## Records shown
○ ○ ○ ○ ○ ○ ○

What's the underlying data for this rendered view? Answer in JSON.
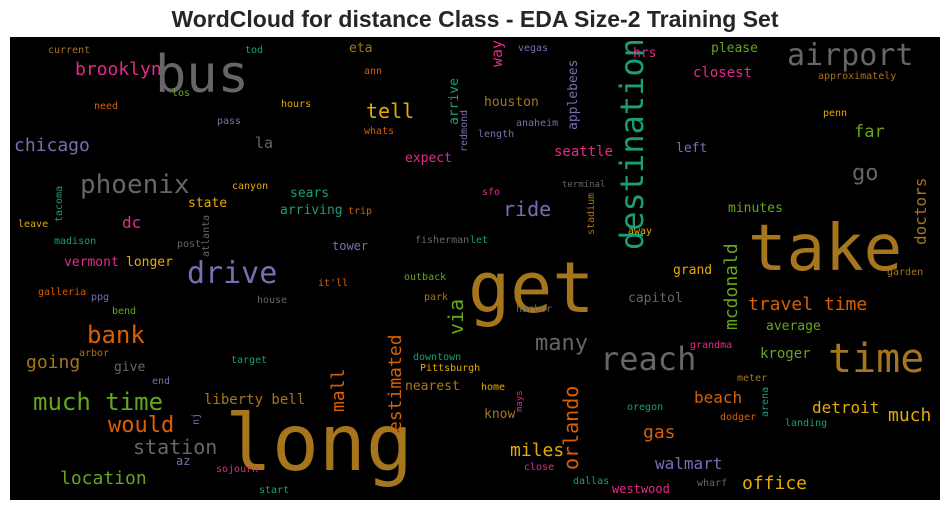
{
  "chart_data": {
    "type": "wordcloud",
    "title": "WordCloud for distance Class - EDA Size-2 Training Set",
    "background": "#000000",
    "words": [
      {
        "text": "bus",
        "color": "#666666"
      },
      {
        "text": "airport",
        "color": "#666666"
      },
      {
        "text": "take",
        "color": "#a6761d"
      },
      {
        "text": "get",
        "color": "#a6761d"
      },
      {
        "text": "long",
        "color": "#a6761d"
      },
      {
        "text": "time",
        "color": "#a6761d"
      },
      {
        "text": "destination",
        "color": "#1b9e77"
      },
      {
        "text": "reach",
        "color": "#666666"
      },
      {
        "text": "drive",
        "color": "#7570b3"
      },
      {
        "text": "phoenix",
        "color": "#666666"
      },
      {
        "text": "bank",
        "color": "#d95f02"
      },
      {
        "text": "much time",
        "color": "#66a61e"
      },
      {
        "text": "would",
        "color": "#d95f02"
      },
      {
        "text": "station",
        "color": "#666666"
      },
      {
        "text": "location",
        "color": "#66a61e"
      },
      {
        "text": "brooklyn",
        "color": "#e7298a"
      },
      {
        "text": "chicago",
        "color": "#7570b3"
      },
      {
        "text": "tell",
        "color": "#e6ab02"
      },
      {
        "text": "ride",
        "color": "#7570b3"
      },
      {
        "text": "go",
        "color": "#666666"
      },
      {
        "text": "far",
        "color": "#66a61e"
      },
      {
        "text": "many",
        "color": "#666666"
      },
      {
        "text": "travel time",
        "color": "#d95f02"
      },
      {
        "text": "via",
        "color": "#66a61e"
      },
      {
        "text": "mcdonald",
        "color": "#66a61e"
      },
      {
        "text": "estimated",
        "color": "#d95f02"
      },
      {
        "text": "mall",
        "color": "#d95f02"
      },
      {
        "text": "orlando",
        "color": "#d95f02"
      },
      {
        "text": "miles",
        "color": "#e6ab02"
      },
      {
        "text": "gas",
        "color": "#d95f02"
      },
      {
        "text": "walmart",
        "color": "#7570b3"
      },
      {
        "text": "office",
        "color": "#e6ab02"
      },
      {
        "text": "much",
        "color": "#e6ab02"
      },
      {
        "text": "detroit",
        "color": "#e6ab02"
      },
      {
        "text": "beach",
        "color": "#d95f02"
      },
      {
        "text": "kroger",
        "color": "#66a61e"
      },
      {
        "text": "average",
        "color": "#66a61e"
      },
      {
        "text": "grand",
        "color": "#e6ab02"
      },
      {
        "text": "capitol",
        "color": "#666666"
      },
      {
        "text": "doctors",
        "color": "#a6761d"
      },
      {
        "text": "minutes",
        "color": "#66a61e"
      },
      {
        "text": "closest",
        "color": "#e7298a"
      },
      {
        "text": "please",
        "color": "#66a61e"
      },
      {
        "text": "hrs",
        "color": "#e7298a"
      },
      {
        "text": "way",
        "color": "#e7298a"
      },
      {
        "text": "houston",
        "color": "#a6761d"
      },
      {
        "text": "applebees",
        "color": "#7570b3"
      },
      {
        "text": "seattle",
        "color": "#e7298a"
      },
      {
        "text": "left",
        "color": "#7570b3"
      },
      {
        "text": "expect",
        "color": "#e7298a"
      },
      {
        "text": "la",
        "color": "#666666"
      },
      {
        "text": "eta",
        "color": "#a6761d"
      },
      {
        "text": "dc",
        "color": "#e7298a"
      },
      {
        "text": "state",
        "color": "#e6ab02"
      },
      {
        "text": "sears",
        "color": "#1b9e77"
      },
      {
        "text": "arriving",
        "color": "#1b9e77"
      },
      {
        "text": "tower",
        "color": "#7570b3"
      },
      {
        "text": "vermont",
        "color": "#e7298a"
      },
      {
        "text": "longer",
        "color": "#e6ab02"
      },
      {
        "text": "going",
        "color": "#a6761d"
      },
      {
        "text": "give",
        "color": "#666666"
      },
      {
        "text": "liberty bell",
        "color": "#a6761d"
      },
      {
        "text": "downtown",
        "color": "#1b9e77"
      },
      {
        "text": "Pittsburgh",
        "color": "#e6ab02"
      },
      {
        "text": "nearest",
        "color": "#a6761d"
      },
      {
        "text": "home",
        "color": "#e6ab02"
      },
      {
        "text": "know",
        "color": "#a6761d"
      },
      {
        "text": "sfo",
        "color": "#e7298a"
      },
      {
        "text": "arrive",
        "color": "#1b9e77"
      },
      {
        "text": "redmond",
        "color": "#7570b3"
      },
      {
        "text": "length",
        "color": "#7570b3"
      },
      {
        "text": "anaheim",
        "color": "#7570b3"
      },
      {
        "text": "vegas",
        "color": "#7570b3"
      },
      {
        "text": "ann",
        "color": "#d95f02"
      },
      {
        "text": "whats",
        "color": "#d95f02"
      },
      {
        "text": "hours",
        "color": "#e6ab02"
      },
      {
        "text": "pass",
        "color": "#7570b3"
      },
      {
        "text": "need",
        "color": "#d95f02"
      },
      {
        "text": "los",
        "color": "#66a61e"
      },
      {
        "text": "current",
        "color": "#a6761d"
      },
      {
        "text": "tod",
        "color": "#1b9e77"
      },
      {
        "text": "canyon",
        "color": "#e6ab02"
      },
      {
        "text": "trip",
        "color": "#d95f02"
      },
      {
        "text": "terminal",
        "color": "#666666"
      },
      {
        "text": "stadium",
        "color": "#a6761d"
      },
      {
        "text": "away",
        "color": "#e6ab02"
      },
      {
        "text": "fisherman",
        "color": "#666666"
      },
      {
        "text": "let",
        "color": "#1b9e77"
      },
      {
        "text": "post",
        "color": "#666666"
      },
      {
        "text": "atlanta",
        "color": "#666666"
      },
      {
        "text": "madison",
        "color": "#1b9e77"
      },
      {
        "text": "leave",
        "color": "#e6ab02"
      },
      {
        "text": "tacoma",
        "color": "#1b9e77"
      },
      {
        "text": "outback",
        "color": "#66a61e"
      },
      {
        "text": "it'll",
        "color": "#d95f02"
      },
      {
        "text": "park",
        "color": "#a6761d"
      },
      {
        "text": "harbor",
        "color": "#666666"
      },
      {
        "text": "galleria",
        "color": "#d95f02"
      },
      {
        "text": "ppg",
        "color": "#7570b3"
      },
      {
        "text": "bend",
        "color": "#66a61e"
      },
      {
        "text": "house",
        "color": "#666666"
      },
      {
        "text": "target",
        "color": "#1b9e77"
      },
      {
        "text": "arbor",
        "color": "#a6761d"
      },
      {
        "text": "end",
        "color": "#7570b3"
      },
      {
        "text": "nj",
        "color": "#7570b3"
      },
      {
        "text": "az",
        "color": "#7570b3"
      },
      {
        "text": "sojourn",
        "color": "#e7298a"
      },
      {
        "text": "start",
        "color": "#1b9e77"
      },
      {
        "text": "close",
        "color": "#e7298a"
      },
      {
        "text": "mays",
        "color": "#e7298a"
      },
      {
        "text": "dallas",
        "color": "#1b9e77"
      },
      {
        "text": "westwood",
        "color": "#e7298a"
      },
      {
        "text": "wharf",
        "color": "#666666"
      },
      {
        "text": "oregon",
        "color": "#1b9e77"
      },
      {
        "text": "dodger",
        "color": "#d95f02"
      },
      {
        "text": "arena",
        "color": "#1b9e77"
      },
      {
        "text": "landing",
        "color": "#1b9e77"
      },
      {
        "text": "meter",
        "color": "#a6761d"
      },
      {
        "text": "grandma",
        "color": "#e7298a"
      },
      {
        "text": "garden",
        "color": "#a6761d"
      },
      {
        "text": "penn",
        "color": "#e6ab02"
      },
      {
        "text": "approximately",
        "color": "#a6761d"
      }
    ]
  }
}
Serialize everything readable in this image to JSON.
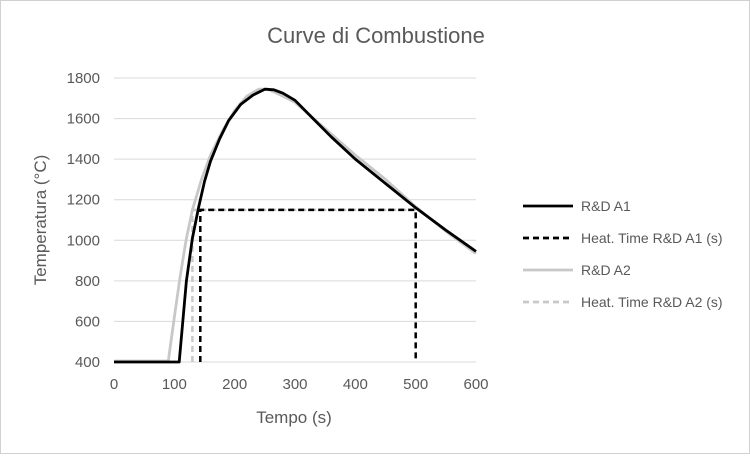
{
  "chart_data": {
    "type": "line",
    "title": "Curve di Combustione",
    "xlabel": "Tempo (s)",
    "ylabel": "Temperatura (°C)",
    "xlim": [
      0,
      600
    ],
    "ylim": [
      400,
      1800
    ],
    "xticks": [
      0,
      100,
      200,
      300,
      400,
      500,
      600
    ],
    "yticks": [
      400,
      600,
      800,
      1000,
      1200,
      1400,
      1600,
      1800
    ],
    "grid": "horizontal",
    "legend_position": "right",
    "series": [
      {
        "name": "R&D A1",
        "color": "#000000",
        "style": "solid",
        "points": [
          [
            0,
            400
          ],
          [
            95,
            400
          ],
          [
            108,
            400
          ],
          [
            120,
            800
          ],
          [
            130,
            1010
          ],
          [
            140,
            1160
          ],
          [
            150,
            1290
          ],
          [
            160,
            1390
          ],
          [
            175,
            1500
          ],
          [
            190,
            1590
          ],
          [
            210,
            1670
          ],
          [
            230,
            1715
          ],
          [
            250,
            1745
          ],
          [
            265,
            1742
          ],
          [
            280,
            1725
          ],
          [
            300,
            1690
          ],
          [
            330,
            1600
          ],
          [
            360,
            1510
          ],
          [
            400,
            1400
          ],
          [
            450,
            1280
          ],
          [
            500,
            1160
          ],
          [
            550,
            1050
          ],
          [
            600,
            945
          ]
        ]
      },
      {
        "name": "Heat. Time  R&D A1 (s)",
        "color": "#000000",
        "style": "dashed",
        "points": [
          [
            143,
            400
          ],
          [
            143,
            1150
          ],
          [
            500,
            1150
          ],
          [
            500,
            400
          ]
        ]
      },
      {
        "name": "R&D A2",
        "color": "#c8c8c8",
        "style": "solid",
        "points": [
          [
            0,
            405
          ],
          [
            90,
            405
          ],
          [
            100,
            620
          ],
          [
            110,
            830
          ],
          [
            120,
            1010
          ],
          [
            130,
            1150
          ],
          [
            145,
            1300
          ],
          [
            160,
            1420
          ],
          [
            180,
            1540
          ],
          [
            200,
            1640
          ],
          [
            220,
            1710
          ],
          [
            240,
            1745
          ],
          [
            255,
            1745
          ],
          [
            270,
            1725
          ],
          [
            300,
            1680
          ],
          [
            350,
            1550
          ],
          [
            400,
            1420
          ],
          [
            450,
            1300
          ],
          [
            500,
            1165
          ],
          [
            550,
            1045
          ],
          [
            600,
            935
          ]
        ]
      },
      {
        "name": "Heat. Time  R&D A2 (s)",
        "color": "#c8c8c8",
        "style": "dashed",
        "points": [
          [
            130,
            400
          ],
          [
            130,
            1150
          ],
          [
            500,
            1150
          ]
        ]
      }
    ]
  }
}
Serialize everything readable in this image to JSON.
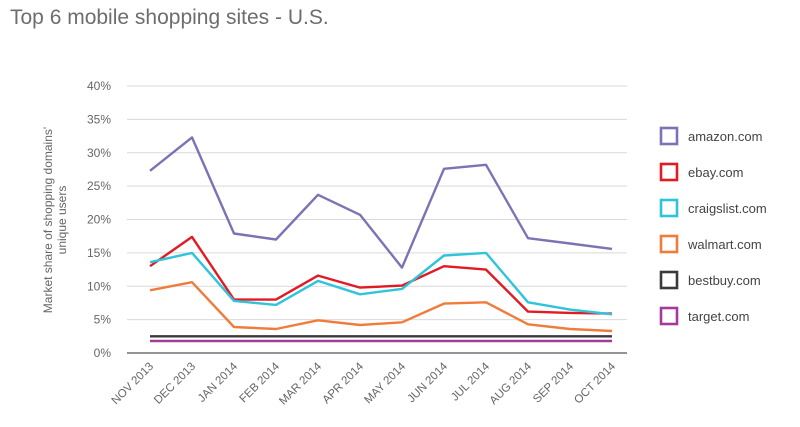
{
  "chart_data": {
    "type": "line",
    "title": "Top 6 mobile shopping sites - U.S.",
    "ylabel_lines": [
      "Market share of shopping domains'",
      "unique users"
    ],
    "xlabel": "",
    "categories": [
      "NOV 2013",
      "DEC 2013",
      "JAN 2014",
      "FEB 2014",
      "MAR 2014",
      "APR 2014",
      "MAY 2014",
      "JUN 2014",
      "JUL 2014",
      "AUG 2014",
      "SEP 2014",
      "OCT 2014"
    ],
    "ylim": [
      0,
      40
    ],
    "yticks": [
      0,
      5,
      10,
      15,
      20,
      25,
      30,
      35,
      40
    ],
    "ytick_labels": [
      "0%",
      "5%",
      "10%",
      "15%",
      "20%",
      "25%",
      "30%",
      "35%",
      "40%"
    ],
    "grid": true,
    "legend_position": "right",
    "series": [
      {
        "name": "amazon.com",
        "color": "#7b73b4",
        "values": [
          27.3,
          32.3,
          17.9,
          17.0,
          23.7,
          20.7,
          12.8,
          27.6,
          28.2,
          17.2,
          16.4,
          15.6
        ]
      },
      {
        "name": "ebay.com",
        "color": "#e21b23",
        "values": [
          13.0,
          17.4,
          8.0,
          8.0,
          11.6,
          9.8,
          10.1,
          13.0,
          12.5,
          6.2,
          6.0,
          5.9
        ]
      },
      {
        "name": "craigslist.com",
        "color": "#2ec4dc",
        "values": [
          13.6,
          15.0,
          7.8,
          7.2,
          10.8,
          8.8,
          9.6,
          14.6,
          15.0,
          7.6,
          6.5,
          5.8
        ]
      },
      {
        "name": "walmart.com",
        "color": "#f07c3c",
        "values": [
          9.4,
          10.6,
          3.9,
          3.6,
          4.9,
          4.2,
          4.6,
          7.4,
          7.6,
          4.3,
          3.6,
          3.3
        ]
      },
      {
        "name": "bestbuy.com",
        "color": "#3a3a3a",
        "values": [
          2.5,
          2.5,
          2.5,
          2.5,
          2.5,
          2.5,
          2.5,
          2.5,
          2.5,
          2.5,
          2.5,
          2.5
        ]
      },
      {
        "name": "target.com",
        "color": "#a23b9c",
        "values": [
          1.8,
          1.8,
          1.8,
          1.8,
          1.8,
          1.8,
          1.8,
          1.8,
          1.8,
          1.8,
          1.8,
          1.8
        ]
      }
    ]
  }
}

○ ○ ○ ○ ○ ○ ○

## What you will do
List each line holding the string "title".

## Answer to the exercise
    "title": "WordCloud for distance Class - EDA Size-2 Training Set",
    "title": "Curve di Combustione",
    "title": "Top 6 mobile shopping sites - U.S.",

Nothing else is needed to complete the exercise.